Spatial layout entries
◆ ◆ ◆ ◆ ◆ ◆ ◆

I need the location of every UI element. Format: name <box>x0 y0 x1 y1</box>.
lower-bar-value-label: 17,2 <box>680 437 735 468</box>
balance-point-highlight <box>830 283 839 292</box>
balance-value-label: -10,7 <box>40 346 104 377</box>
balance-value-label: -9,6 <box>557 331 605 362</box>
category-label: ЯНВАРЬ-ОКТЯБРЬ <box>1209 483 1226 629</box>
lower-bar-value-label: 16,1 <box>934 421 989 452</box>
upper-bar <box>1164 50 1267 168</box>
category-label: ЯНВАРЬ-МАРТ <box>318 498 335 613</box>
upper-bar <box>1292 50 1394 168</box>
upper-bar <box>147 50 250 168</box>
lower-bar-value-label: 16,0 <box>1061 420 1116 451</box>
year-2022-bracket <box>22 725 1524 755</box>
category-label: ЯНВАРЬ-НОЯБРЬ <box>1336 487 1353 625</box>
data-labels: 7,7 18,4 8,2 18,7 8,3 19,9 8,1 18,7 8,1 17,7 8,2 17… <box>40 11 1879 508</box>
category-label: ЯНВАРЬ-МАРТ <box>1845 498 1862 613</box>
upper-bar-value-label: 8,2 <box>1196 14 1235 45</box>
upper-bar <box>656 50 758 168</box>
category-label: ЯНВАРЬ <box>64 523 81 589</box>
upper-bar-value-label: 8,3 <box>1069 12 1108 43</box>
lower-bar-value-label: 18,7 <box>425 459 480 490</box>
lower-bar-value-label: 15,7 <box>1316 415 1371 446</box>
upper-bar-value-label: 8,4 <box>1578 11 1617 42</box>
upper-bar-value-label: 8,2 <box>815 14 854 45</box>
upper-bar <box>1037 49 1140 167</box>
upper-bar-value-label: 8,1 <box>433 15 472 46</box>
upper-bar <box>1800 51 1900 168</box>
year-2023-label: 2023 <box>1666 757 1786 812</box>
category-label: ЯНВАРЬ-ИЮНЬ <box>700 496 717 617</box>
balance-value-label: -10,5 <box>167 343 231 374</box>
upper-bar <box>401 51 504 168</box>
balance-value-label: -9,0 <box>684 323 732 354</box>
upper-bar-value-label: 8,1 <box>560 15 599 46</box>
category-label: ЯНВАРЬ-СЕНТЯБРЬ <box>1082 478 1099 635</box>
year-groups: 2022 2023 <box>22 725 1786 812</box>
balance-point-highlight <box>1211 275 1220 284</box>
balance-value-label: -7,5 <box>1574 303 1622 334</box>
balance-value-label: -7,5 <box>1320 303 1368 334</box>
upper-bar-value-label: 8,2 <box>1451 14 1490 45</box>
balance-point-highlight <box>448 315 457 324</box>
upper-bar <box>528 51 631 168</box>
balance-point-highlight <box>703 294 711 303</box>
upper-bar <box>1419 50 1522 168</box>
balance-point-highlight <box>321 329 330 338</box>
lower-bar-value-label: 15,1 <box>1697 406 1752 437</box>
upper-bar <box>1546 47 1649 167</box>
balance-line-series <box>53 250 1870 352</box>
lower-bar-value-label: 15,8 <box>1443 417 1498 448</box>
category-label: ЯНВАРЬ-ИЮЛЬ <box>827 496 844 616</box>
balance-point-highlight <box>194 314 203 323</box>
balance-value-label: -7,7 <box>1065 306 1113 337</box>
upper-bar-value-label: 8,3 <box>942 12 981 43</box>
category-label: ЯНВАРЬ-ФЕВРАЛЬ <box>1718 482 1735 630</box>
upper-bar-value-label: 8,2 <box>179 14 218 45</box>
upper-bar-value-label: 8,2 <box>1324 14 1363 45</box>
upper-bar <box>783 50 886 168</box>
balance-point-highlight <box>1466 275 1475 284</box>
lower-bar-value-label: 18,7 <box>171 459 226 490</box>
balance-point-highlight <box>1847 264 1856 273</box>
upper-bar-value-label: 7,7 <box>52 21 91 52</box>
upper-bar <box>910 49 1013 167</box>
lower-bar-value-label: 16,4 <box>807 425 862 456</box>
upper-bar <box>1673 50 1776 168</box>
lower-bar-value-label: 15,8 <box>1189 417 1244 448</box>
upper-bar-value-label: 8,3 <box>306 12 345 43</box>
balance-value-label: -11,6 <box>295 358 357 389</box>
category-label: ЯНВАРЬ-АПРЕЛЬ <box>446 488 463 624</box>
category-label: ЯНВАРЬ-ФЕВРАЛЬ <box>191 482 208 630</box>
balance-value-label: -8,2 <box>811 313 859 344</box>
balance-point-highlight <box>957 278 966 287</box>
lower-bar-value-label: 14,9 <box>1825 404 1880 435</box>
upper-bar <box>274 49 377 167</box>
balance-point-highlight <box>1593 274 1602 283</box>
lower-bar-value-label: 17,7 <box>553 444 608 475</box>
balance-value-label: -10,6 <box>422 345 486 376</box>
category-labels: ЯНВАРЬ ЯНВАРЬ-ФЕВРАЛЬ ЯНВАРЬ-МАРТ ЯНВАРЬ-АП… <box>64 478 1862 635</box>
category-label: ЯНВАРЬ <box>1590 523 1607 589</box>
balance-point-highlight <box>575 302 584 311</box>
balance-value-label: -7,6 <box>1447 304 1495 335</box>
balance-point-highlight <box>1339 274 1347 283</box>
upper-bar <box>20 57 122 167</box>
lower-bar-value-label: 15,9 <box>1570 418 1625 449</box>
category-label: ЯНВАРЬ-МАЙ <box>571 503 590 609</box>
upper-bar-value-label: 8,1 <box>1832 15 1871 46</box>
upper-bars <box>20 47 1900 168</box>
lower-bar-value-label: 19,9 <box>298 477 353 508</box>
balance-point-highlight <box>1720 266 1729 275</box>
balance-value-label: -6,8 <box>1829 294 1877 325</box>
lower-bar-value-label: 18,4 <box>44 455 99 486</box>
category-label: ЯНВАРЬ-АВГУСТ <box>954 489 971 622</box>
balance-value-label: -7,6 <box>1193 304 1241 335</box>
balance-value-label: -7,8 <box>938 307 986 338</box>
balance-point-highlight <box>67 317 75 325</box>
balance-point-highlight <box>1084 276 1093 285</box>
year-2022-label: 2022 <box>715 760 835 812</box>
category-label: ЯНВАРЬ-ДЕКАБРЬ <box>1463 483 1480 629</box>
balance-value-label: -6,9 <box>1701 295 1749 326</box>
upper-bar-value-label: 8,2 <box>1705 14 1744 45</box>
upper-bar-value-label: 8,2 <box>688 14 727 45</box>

◆ ◆ ◆ ◆ ◆ ◆ ◆

- _Directions_:
Count the rows above that contain the string "labels". Reply with the number only.

- _Task answer_:
2